= EXERCISE DIRECTIONS =
Check each line below for the word "area", and copy those that have it.

---------- RECORDS SHOWN ----------

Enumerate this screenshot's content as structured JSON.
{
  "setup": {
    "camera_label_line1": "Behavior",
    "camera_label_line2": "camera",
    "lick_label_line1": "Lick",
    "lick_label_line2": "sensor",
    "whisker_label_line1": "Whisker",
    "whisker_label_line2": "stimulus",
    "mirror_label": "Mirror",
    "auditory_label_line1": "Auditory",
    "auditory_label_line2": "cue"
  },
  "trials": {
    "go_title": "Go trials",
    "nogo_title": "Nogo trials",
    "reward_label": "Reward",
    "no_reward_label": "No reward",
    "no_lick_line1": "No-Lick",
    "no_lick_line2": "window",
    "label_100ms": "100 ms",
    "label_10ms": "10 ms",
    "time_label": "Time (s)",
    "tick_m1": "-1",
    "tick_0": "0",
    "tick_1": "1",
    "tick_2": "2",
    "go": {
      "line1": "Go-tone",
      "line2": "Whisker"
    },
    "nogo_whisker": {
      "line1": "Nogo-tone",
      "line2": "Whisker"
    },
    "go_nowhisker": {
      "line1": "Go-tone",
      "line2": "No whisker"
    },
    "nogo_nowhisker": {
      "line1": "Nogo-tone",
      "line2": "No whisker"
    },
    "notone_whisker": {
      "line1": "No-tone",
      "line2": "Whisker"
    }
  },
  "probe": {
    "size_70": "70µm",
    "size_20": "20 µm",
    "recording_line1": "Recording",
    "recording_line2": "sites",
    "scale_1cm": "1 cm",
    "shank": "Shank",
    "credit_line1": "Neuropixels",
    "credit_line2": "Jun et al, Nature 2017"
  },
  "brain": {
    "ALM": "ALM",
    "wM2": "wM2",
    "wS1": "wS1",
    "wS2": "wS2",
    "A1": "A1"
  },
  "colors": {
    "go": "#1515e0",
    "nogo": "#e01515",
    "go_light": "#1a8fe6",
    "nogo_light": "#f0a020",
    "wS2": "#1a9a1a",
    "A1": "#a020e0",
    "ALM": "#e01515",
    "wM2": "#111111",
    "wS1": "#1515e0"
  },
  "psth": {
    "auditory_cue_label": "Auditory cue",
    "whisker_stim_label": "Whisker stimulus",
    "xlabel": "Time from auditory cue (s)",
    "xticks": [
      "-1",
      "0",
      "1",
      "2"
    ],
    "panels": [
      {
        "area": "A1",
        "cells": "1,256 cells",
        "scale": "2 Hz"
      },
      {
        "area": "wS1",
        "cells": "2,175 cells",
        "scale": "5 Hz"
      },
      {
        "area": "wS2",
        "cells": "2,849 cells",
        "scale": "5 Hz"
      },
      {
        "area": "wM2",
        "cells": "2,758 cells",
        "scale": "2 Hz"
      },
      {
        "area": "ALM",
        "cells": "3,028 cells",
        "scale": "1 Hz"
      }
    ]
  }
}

----------
---------- RECORDS SHOWN ----------

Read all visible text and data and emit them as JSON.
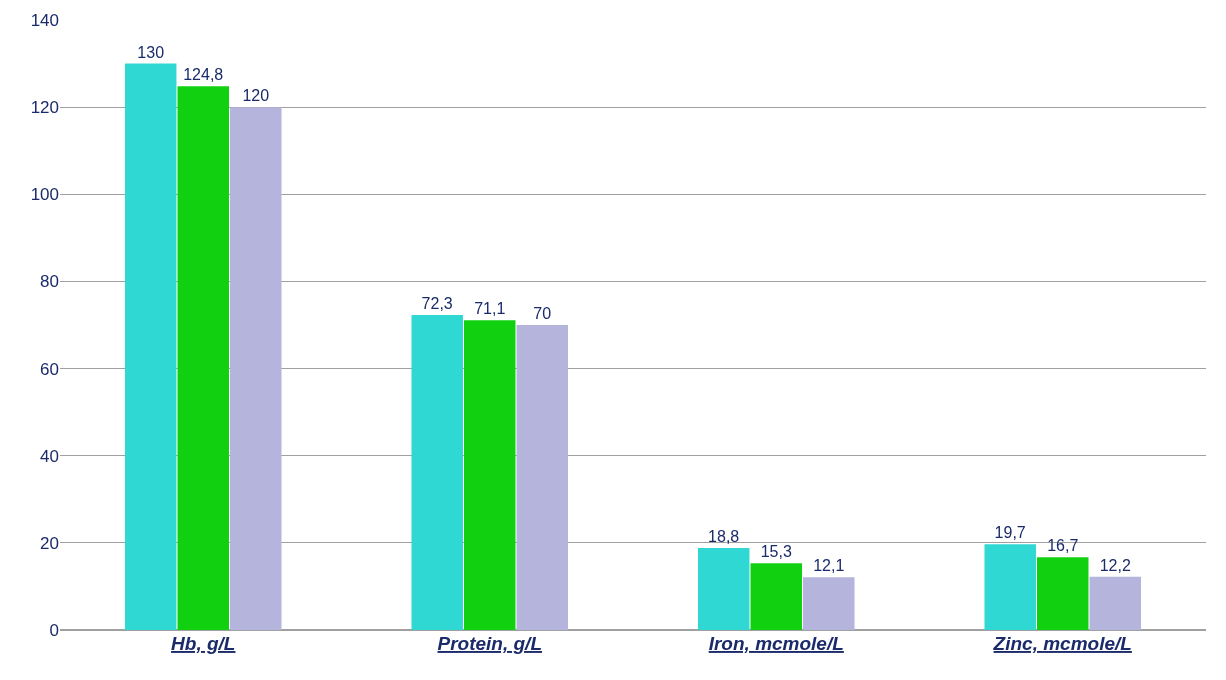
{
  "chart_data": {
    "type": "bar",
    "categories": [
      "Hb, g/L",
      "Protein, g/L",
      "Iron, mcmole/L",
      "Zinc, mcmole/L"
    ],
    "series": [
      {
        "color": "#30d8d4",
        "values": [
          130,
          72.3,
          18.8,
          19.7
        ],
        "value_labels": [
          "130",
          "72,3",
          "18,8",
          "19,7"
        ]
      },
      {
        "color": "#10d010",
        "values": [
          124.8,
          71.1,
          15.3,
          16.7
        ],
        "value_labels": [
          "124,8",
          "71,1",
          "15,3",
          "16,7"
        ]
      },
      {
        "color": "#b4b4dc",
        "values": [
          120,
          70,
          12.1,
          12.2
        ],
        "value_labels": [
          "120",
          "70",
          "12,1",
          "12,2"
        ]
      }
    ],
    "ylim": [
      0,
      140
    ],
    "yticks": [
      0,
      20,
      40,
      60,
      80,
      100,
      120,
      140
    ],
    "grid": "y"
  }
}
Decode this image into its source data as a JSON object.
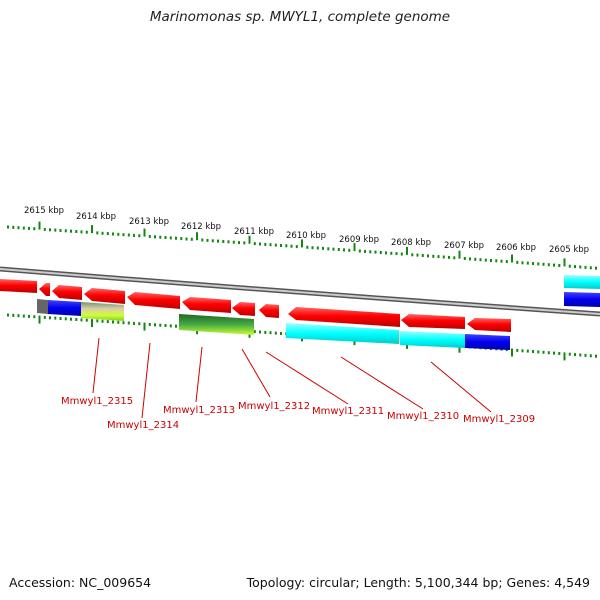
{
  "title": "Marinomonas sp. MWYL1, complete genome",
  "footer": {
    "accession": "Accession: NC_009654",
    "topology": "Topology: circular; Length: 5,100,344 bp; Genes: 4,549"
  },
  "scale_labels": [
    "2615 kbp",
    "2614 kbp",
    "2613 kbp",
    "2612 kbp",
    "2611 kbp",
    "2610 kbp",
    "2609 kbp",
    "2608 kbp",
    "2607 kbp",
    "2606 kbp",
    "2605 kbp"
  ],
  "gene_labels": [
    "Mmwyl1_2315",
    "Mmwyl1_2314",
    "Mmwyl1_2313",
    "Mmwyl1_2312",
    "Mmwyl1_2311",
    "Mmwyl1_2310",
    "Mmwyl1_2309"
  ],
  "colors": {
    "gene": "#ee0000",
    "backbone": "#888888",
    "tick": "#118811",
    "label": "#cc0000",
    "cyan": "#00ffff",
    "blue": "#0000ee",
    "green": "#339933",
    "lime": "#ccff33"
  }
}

----------

= RESULT =
        "area": "A1",
        "area": "wS1",
        "area": "wS2",
        "area": "wM2",
        "area": "ALM",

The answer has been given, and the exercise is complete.